◆ WHAT YOU HAVE TO DO ◆
Locate every line in the records below that contains the word "Your", and copy each one.

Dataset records
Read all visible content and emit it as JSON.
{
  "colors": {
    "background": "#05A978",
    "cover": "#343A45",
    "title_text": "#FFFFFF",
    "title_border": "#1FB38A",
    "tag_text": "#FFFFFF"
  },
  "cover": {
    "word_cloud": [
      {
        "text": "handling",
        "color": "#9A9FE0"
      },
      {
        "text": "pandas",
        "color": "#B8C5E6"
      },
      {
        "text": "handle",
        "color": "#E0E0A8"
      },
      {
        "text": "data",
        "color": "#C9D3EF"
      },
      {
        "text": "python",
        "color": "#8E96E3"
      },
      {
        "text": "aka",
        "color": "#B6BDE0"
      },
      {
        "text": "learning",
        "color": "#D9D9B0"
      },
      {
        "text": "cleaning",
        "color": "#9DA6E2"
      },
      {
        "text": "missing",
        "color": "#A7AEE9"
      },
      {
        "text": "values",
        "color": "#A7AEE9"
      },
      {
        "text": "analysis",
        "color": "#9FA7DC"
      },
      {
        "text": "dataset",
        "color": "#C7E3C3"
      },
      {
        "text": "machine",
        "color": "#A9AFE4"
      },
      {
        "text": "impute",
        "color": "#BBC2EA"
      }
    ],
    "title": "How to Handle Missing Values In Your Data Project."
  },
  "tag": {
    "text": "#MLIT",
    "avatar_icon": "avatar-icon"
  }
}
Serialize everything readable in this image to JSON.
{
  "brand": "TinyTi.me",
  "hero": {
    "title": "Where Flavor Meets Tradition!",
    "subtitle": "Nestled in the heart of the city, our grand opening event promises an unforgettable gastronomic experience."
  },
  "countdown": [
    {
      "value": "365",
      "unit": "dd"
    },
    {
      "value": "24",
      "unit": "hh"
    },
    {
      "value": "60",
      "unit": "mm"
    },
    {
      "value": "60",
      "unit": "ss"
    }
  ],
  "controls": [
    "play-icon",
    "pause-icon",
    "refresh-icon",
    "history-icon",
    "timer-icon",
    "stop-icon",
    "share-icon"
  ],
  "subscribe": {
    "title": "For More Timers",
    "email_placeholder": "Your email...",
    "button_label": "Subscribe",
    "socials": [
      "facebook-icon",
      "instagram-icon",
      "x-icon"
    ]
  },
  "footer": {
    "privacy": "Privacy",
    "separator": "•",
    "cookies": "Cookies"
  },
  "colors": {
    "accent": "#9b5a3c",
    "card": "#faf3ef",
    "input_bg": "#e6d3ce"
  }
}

◆ RESPONSE TO THE TASK ◆
    "title": "How to Handle Missing Values In Your Data Project."
    "email_placeholder": "Your email...",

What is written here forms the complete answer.